Instructions for the task: Below are the records. List every line holding the word "kartáčem".
## begin Data for this task
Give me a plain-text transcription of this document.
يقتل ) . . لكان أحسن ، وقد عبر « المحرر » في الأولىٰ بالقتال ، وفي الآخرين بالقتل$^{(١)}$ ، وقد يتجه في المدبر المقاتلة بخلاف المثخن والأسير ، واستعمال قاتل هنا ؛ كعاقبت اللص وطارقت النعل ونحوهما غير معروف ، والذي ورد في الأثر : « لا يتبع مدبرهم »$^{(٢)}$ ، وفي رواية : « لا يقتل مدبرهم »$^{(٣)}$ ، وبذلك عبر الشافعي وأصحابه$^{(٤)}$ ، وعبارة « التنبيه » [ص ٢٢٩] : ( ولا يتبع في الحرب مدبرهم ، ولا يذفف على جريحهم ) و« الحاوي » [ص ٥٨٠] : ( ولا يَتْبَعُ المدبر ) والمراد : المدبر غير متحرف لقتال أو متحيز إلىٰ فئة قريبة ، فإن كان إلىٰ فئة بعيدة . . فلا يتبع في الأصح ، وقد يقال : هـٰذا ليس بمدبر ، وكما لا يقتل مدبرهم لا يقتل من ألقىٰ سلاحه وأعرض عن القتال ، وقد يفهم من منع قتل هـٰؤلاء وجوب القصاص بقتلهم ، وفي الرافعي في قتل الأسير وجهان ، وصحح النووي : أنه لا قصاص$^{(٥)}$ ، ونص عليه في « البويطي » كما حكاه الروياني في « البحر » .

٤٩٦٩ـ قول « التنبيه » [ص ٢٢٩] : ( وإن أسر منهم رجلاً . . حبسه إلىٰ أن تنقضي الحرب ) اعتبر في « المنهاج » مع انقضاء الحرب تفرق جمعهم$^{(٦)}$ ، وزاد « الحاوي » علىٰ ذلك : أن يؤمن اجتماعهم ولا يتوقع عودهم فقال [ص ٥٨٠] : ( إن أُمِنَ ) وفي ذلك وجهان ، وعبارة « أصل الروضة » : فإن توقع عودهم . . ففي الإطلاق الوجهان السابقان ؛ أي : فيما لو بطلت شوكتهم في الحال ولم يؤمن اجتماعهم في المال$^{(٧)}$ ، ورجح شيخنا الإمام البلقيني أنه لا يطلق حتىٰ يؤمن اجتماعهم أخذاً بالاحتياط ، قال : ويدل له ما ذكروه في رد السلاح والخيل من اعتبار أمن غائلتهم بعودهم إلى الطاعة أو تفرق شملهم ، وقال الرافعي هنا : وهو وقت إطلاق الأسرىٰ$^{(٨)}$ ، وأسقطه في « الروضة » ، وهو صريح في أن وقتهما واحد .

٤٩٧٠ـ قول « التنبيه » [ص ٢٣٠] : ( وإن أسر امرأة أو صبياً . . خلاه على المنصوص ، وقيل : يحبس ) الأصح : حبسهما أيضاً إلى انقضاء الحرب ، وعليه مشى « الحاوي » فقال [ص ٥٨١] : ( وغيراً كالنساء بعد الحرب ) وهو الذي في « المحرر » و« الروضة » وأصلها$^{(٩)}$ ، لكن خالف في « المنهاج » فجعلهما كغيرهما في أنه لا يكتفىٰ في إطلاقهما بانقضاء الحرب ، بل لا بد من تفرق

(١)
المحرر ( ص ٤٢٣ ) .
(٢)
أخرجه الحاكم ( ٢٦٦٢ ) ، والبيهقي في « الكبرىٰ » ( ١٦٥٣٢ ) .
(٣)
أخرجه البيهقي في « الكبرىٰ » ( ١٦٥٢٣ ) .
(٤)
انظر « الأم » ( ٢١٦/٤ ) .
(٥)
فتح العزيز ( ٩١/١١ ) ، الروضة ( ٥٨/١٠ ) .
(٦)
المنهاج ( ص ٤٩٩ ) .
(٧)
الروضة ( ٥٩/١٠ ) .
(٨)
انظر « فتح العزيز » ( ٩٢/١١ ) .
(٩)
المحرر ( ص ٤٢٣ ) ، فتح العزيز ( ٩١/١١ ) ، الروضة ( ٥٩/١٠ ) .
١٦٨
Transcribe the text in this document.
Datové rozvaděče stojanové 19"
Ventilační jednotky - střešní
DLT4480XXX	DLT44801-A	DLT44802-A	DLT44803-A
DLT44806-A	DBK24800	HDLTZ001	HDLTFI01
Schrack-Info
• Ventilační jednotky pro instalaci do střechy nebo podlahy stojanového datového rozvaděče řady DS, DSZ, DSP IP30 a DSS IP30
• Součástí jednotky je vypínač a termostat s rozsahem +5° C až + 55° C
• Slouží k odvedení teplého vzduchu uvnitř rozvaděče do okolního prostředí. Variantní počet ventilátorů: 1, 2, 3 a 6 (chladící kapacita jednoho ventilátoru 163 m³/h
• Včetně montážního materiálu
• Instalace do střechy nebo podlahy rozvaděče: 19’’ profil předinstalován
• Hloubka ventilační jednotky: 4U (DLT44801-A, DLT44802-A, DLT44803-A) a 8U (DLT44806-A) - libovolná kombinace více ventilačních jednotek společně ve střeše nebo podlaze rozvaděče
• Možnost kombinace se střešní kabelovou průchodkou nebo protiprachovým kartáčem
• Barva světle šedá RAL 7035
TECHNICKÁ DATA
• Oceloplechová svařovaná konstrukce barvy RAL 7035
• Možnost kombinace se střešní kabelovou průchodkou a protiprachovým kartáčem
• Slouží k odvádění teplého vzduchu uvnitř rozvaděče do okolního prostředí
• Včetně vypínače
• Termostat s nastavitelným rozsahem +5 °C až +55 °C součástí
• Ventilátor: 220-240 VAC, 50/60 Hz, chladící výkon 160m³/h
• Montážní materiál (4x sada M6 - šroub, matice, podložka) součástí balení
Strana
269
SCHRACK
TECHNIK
## end Data for this task
Solution to this task:
• Možnost kombinace se střešní kabelovou průchodkou nebo protiprachovým kartáčem
• Možnost kombinace se střešní kabelovou průchodkou a protiprachovým kartáčem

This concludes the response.